**Saved entries**
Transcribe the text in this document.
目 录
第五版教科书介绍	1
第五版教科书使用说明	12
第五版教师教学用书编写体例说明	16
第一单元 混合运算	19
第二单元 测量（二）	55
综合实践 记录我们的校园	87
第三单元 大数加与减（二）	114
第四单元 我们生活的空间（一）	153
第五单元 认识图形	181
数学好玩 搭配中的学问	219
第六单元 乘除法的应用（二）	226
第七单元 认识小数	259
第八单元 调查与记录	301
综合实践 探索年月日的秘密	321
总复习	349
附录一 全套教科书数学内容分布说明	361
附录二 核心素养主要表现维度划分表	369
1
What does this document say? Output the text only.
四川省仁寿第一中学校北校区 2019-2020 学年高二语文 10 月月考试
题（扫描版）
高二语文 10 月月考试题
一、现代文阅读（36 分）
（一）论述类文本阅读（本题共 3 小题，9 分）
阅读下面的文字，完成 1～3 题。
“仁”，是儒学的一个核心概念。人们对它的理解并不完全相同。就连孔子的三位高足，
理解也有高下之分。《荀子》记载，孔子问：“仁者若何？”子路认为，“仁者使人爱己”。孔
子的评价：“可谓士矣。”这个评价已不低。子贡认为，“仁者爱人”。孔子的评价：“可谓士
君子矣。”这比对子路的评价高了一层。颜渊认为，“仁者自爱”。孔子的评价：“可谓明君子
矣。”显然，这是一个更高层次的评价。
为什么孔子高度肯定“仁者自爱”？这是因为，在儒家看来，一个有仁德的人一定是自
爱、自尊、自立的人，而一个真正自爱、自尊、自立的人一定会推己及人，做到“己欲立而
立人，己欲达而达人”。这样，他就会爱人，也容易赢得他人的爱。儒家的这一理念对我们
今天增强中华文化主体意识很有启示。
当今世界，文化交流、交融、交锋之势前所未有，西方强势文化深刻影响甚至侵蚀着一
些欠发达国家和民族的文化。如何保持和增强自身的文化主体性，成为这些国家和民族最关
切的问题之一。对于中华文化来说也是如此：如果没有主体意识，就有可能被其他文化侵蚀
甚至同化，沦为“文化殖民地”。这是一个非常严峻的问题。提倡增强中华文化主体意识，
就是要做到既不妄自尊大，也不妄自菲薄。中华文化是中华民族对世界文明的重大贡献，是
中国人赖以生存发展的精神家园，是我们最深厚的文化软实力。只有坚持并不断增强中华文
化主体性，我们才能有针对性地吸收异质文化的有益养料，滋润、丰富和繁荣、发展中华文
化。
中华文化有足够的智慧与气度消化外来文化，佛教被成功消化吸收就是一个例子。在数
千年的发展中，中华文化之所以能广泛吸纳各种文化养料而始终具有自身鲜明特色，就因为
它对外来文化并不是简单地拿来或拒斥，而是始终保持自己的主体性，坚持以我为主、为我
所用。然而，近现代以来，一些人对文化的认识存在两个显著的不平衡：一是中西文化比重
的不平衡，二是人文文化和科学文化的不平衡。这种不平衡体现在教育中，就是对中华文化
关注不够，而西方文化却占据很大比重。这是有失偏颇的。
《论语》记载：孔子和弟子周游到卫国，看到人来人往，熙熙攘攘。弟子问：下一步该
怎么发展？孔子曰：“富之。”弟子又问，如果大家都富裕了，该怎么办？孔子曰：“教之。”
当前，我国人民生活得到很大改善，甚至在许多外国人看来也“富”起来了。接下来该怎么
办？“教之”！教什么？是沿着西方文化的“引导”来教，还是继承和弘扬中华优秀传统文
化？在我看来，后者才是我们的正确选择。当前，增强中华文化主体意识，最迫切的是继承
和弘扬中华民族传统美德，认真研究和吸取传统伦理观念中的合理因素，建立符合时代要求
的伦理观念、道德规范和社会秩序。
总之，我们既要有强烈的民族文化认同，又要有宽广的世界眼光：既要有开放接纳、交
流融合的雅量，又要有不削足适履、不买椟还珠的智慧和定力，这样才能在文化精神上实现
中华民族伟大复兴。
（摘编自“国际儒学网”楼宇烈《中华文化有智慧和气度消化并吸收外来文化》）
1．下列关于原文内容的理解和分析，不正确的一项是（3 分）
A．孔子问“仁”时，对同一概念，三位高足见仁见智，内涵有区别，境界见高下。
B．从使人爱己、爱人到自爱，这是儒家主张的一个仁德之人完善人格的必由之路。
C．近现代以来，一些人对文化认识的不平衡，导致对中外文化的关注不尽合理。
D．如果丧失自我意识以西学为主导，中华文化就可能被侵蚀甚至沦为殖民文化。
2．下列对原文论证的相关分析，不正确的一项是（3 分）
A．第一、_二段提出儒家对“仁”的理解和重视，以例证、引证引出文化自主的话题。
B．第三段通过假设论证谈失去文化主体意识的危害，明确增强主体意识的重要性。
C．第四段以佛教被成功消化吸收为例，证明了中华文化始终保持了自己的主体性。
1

**JOB**
Show the lines of the data that hold the word "不正确的一项是".

**RESULT OF THE EXERCISE**
1．下列关于原文内容的理解和分析，不正确的一项是（3 分）
2．下列对原文论证的相关分析，不正确的一项是（3 分）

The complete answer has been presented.